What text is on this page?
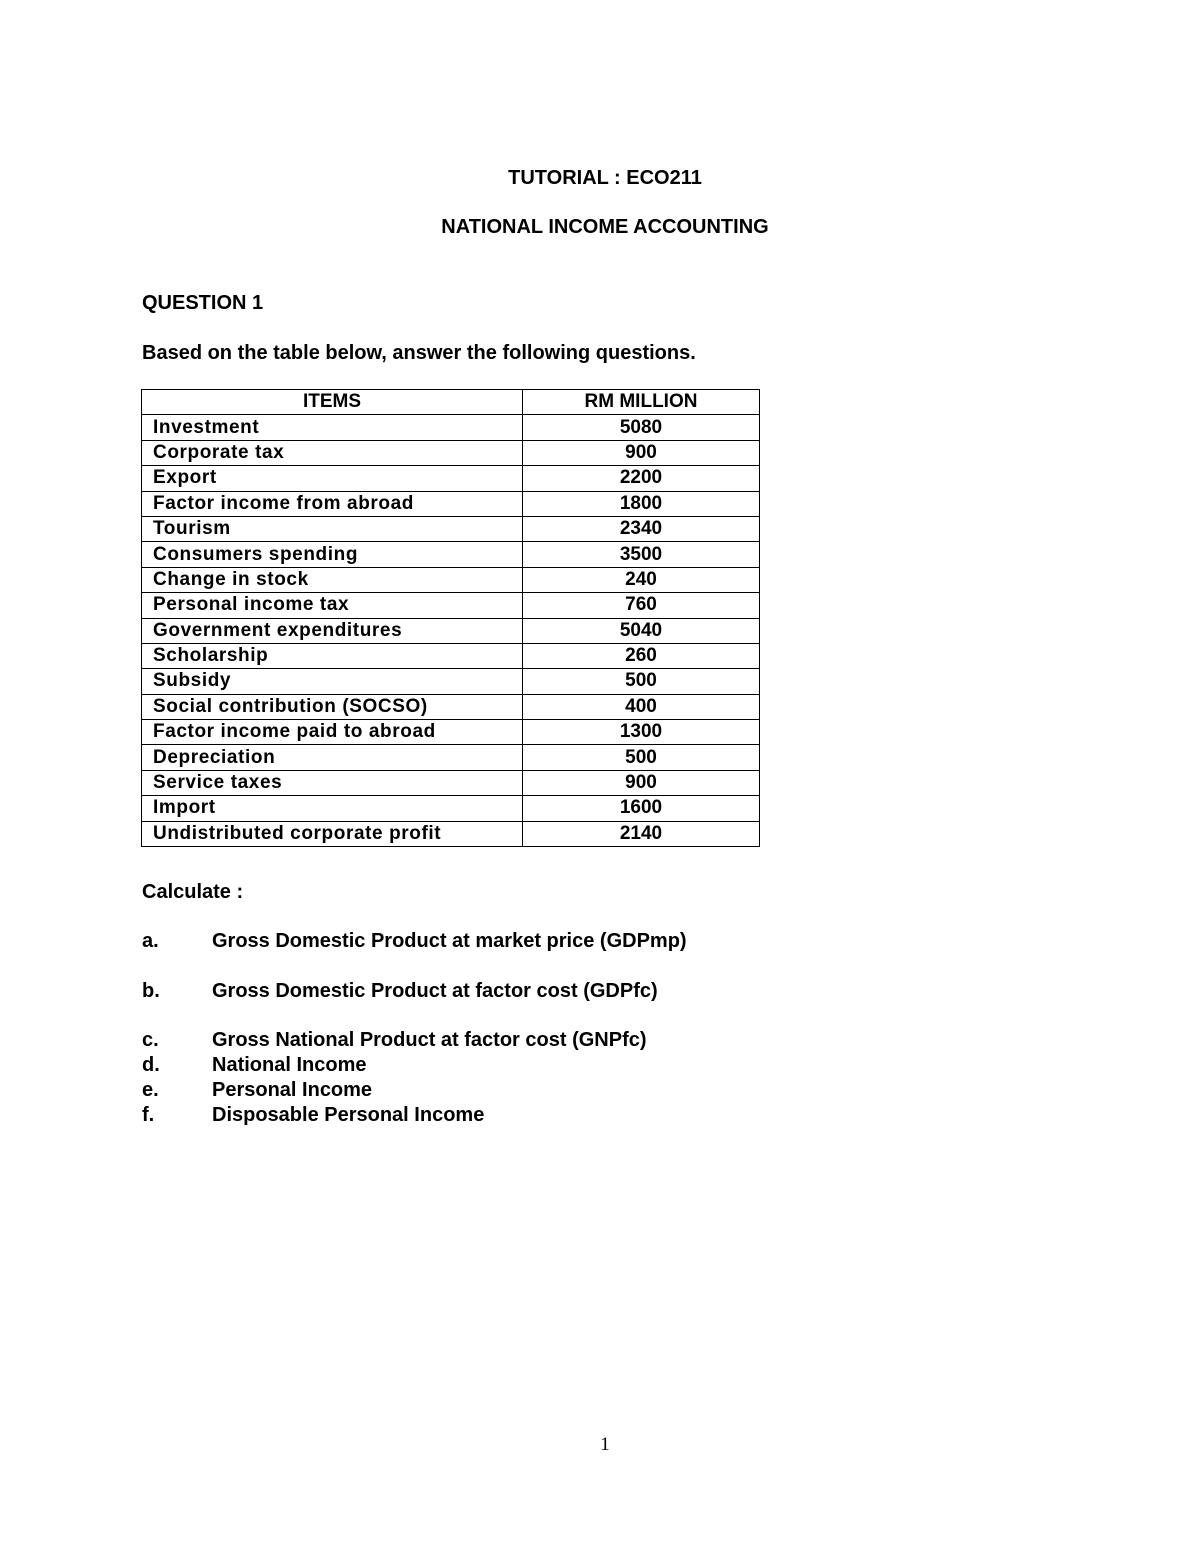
TUTORIAL : ECO211
NATIONAL INCOME ACCOUNTING
QUESTION 1
Based on the table below, answer the following questions.
ITEMS	RM MILLION
Investment	5080
Corporate tax	900
Export	2200
Factor income from abroad	1800
Tourism	2340
Consumers spending	3500
Change in stock	240
Personal income tax	760
Government expenditures	5040
Scholarship	260
Subsidy	500
Social contribution (SOCSO)	400
Factor income paid to abroad	1300
Depreciation	500
Service taxes	900
Import	1600
Undistributed corporate profit	2140
Calculate :
a.	Gross Domestic Product at market price (GDPmp)
b.	Gross Domestic Product at factor cost (GDPfc)
c.	Gross National Product at factor cost (GNPfc)
d.	National Income
e.	Personal Income
f.	Disposable Personal Income
1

================

• [Goal]: Copy every line of the listing where the word "Product" appears.

• [Reply to the exercise]:
a.	Gross Domestic Product at market price (GDPmp)
b.	Gross Domestic Product at factor cost (GDPfc)
c.	Gross National Product at factor cost (GNPfc)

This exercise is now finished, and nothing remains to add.